Request:
Copy the material that follows word for word and omit its pictures.

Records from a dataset
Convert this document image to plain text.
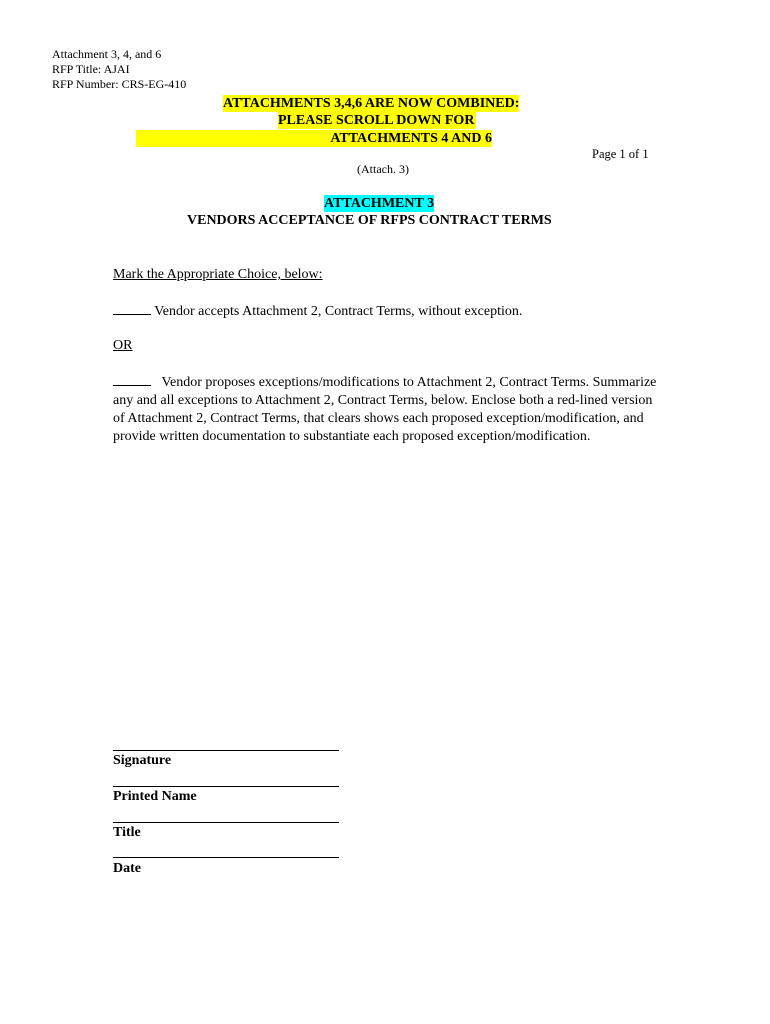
Attachment 3, 4, and 6
RFP Title: AJAI
RFP Number: CRS-EG-410
ATTACHMENTS 3,4,6 ARE NOW COMBINED:
PLEASE SCROLL DOWN FOR
ATTACHMENTS 4 AND 6
Page 1 of 1
(Attach. 3)
ATTACHMENT 3
VENDORS ACCEPTANCE OF RFPS CONTRACT TERMS
Mark the Appropriate Choice, below:
Vendor accepts Attachment 2, Contract Terms, without exception.
OR
Vendor proposes exceptions/modifications to Attachment 2, Contract Terms. Summarize any and all exceptions to Attachment 2, Contract Terms, below. Enclose both a red-lined version of Attachment 2, Contract Terms, that clears shows each proposed exception/modification, and provide written documentation to substantiate each proposed exception/modification.
Signature
Printed Name
Title
Date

The answer:
Convert this document image to plain text.
Attachment 3, 4, and 6
RFP Title: AJAI
RFP Number: CRS-EG-410
ATTACHMENTS 3,4,6 ARE NOW COMBINED:
PLEASE SCROLL DOWN FOR
ATTACHMENTS 4 AND 6
Page 1 of 1
(Attach. 3)
ATTACHMENT 3
VENDORS ACCEPTANCE OF RFPS CONTRACT TERMS
Mark the Appropriate Choice, below:
Vendor accepts Attachment 2, Contract Terms, without exception.
OR
Vendor proposes exceptions/modifications to Attachment 2, Contract Terms. Summarize any and all exceptions to Attachment 2, Contract Terms, below. Enclose both a red-lined version of Attachment 2, Contract Terms, that clears shows each proposed exception/modification, and provide written documentation to substantiate each proposed exception/modification.
Signature
Printed Name
Title
Date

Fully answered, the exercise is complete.